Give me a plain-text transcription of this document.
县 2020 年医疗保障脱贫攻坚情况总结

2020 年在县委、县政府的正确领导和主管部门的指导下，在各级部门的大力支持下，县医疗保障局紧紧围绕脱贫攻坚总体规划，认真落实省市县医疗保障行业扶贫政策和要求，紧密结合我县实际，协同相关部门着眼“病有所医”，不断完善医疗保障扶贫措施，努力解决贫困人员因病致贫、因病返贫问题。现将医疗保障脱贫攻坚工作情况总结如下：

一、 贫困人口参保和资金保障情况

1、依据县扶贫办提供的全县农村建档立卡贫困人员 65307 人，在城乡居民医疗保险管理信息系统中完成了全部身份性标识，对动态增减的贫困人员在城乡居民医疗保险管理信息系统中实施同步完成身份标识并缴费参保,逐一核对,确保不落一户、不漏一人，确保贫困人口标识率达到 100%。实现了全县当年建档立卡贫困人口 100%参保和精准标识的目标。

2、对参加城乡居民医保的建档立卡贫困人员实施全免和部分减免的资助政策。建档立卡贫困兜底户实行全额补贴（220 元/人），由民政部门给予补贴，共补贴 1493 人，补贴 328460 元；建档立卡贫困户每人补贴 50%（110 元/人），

* * *

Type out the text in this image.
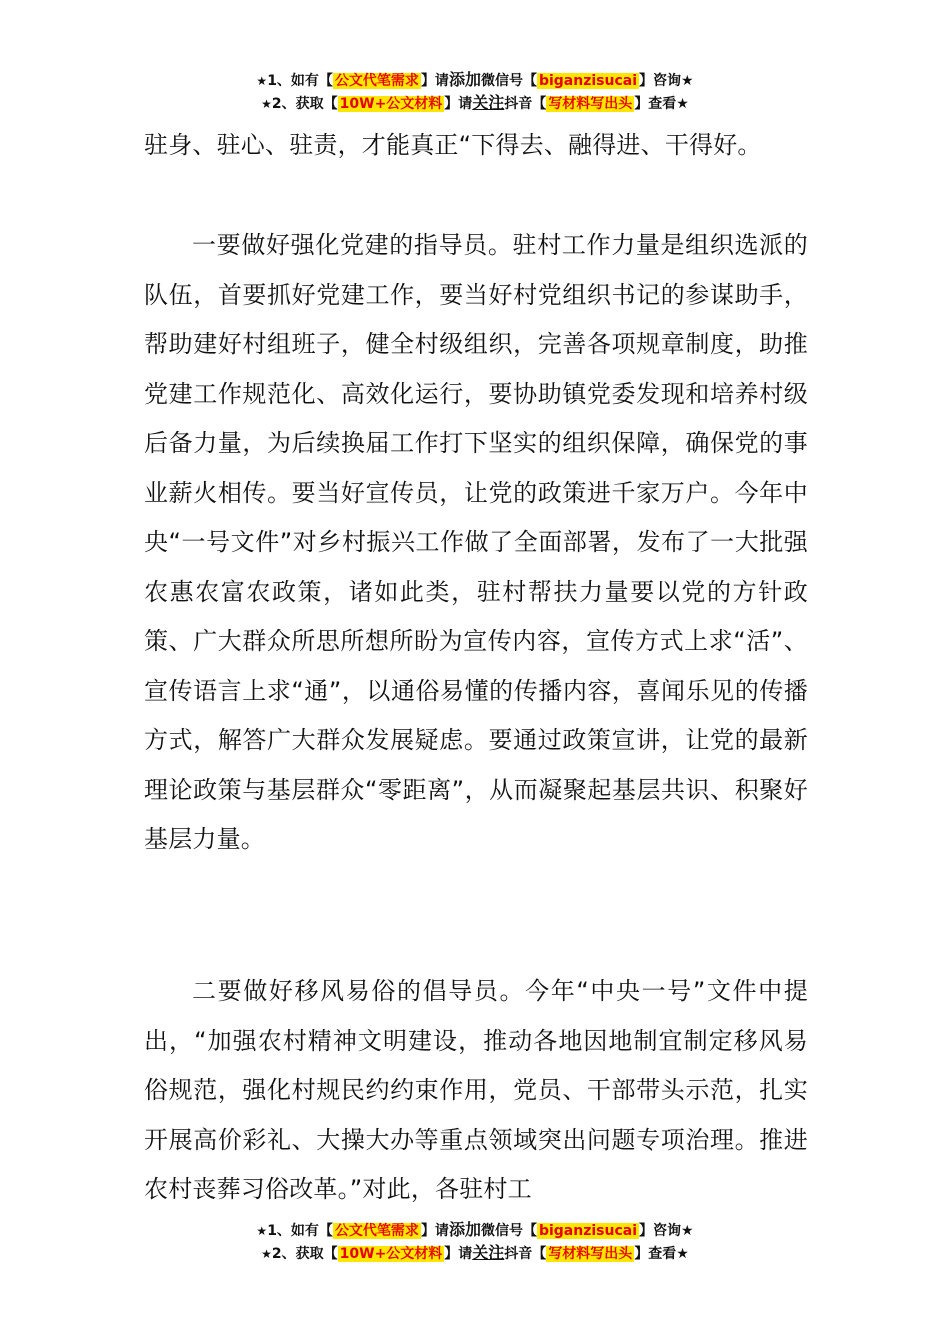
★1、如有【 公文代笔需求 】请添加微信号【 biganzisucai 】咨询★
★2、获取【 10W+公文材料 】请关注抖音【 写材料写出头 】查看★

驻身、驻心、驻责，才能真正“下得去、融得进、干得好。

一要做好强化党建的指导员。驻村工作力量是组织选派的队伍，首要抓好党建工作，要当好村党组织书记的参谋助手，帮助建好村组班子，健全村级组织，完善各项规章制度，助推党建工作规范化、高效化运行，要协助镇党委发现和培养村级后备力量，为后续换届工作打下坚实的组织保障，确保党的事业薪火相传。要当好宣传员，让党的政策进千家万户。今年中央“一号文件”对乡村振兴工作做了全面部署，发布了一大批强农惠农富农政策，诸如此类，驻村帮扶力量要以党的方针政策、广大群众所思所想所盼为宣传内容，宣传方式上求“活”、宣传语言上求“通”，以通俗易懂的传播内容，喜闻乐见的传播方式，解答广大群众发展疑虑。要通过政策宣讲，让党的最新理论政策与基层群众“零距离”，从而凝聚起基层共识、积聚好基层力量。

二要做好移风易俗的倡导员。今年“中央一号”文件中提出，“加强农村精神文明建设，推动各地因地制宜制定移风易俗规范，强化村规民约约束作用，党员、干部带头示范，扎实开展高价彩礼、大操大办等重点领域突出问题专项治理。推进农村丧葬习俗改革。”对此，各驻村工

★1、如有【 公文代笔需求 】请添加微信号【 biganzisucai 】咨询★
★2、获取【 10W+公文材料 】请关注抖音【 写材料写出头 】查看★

* Task prompt *
Read the data above and pull out each line that holds the string "text".

* Solution *
Give me a plain-text transcription of this document.
Type out the text in this image.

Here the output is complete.